─── DATA RECORDS ───
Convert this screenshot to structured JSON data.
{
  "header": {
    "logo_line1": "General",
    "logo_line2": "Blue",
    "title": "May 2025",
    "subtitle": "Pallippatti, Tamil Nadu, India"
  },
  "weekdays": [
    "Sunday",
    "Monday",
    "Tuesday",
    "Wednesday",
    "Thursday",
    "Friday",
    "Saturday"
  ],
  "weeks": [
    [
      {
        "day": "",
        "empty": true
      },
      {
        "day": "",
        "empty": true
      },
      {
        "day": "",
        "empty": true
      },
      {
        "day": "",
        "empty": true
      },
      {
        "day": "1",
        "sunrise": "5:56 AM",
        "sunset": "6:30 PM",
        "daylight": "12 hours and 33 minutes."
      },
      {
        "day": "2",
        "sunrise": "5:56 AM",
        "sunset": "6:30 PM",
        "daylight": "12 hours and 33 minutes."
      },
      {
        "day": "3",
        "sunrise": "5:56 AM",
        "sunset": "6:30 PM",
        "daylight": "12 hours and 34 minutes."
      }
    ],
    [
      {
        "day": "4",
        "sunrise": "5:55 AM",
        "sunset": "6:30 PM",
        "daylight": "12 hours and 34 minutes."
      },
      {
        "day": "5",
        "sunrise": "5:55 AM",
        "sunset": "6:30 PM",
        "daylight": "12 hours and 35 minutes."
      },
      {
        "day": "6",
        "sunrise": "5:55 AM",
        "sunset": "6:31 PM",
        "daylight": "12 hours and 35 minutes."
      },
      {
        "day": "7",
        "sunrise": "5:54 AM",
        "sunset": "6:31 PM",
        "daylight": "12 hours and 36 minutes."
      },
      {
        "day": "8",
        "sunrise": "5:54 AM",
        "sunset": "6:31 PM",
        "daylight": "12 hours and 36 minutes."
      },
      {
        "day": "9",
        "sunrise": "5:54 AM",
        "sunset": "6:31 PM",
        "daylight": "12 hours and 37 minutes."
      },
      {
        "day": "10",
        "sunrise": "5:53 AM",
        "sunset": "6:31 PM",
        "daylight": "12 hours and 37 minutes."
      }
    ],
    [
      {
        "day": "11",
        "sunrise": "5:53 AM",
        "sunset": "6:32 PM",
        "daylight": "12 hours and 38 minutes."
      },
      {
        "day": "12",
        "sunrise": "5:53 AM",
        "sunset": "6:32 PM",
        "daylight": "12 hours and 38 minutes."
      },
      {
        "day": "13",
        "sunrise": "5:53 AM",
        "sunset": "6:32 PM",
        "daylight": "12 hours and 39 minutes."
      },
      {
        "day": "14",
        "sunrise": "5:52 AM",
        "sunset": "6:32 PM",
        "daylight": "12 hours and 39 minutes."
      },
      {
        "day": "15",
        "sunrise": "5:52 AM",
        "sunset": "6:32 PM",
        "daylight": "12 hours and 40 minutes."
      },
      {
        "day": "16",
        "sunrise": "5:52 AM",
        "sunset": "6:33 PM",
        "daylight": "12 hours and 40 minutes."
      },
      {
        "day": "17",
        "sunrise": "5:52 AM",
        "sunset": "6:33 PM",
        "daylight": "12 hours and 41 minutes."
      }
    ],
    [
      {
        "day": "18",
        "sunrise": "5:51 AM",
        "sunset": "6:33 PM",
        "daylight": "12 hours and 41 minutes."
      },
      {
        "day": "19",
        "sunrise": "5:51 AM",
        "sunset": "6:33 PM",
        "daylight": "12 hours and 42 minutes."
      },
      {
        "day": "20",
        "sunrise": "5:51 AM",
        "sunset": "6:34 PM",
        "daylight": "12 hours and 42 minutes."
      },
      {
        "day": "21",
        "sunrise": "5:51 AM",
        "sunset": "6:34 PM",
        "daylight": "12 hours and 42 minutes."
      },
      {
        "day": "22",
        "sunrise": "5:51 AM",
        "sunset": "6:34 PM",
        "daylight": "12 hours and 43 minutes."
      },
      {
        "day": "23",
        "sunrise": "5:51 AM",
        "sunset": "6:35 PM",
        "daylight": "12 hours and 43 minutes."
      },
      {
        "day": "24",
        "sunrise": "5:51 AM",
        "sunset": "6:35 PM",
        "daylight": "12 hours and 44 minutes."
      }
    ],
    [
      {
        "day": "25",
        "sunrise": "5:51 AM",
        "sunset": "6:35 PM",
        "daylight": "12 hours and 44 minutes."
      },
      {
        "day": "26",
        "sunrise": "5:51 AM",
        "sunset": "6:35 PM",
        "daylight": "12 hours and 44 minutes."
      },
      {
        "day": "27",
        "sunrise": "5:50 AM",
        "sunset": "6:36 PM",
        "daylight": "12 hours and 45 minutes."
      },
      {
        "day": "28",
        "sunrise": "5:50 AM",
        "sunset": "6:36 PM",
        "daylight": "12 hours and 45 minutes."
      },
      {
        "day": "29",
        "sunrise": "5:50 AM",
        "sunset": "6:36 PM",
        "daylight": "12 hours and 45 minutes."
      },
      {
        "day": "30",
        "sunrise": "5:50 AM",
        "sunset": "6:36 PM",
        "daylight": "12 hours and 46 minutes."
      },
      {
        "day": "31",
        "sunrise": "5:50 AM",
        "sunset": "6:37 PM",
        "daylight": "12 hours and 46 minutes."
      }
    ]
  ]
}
───
Write out the data exactly as it stands.

CORRECT ANSWER>
Convert this screenshot to structured JSON data.
{
  "header": {
    "logo_line1": "General",
    "logo_line2": "Blue",
    "title": "May 2025",
    "subtitle": "Pallippatti, Tamil Nadu, India"
  },
  "weekdays": [
    "Sunday",
    "Monday",
    "Tuesday",
    "Wednesday",
    "Thursday",
    "Friday",
    "Saturday"
  ],
  "weeks": [
    [
      {
        "day": "",
        "empty": true
      },
      {
        "day": "",
        "empty": true
      },
      {
        "day": "",
        "empty": true
      },
      {
        "day": "",
        "empty": true
      },
      {
        "day": "1",
        "sunrise": "5:56 AM",
        "sunset": "6:30 PM",
        "daylight": "12 hours and 33 minutes."
      },
      {
        "day": "2",
        "sunrise": "5:56 AM",
        "sunset": "6:30 PM",
        "daylight": "12 hours and 33 minutes."
      },
      {
        "day": "3",
        "sunrise": "5:56 AM",
        "sunset": "6:30 PM",
        "daylight": "12 hours and 34 minutes."
      }
    ],
    [
      {
        "day": "4",
        "sunrise": "5:55 AM",
        "sunset": "6:30 PM",
        "daylight": "12 hours and 34 minutes."
      },
      {
        "day": "5",
        "sunrise": "5:55 AM",
        "sunset": "6:30 PM",
        "daylight": "12 hours and 35 minutes."
      },
      {
        "day": "6",
        "sunrise": "5:55 AM",
        "sunset": "6:31 PM",
        "daylight": "12 hours and 35 minutes."
      },
      {
        "day": "7",
        "sunrise": "5:54 AM",
        "sunset": "6:31 PM",
        "daylight": "12 hours and 36 minutes."
      },
      {
        "day": "8",
        "sunrise": "5:54 AM",
        "sunset": "6:31 PM",
        "daylight": "12 hours and 36 minutes."
      },
      {
        "day": "9",
        "sunrise": "5:54 AM",
        "sunset": "6:31 PM",
        "daylight": "12 hours and 37 minutes."
      },
      {
        "day": "10",
        "sunrise": "5:53 AM",
        "sunset": "6:31 PM",
        "daylight": "12 hours and 37 minutes."
      }
    ],
    [
      {
        "day": "11",
        "sunrise": "5:53 AM",
        "sunset": "6:32 PM",
        "daylight": "12 hours and 38 minutes."
      },
      {
        "day": "12",
        "sunrise": "5:53 AM",
        "sunset": "6:32 PM",
        "daylight": "12 hours and 38 minutes."
      },
      {
        "day": "13",
        "sunrise": "5:53 AM",
        "sunset": "6:32 PM",
        "daylight": "12 hours and 39 minutes."
      },
      {
        "day": "14",
        "sunrise": "5:52 AM",
        "sunset": "6:32 PM",
        "daylight": "12 hours and 39 minutes."
      },
      {
        "day": "15",
        "sunrise": "5:52 AM",
        "sunset": "6:32 PM",
        "daylight": "12 hours and 40 minutes."
      },
      {
        "day": "16",
        "sunrise": "5:52 AM",
        "sunset": "6:33 PM",
        "daylight": "12 hours and 40 minutes."
      },
      {
        "day": "17",
        "sunrise": "5:52 AM",
        "sunset": "6:33 PM",
        "daylight": "12 hours and 41 minutes."
      }
    ],
    [
      {
        "day": "18",
        "sunrise": "5:51 AM",
        "sunset": "6:33 PM",
        "daylight": "12 hours and 41 minutes."
      },
      {
        "day": "19",
        "sunrise": "5:51 AM",
        "sunset": "6:33 PM",
        "daylight": "12 hours and 42 minutes."
      },
      {
        "day": "20",
        "sunrise": "5:51 AM",
        "sunset": "6:34 PM",
        "daylight": "12 hours and 42 minutes."
      },
      {
        "day": "21",
        "sunrise": "5:51 AM",
        "sunset": "6:34 PM",
        "daylight": "12 hours and 42 minutes."
      },
      {
        "day": "22",
        "sunrise": "5:51 AM",
        "sunset": "6:34 PM",
        "daylight": "12 hours and 43 minutes."
      },
      {
        "day": "23",
        "sunrise": "5:51 AM",
        "sunset": "6:35 PM",
        "daylight": "12 hours and 43 minutes."
      },
      {
        "day": "24",
        "sunrise": "5:51 AM",
        "sunset": "6:35 PM",
        "daylight": "12 hours and 44 minutes."
      }
    ],
    [
      {
        "day": "25",
        "sunrise": "5:51 AM",
        "sunset": "6:35 PM",
        "daylight": "12 hours and 44 minutes."
      },
      {
        "day": "26",
        "sunrise": "5:51 AM",
        "sunset": "6:35 PM",
        "daylight": "12 hours and 44 minutes."
      },
      {
        "day": "27",
        "sunrise": "5:50 AM",
        "sunset": "6:36 PM",
        "daylight": "12 hours and 45 minutes."
      },
      {
        "day": "28",
        "sunrise": "5:50 AM",
        "sunset": "6:36 PM",
        "daylight": "12 hours and 45 minutes."
      },
      {
        "day": "29",
        "sunrise": "5:50 AM",
        "sunset": "6:36 PM",
        "daylight": "12 hours and 45 minutes."
      },
      {
        "day": "30",
        "sunrise": "5:50 AM",
        "sunset": "6:36 PM",
        "daylight": "12 hours and 46 minutes."
      },
      {
        "day": "31",
        "sunrise": "5:50 AM",
        "sunset": "6:37 PM",
        "daylight": "12 hours and 46 minutes."
      }
    ]
  ]
}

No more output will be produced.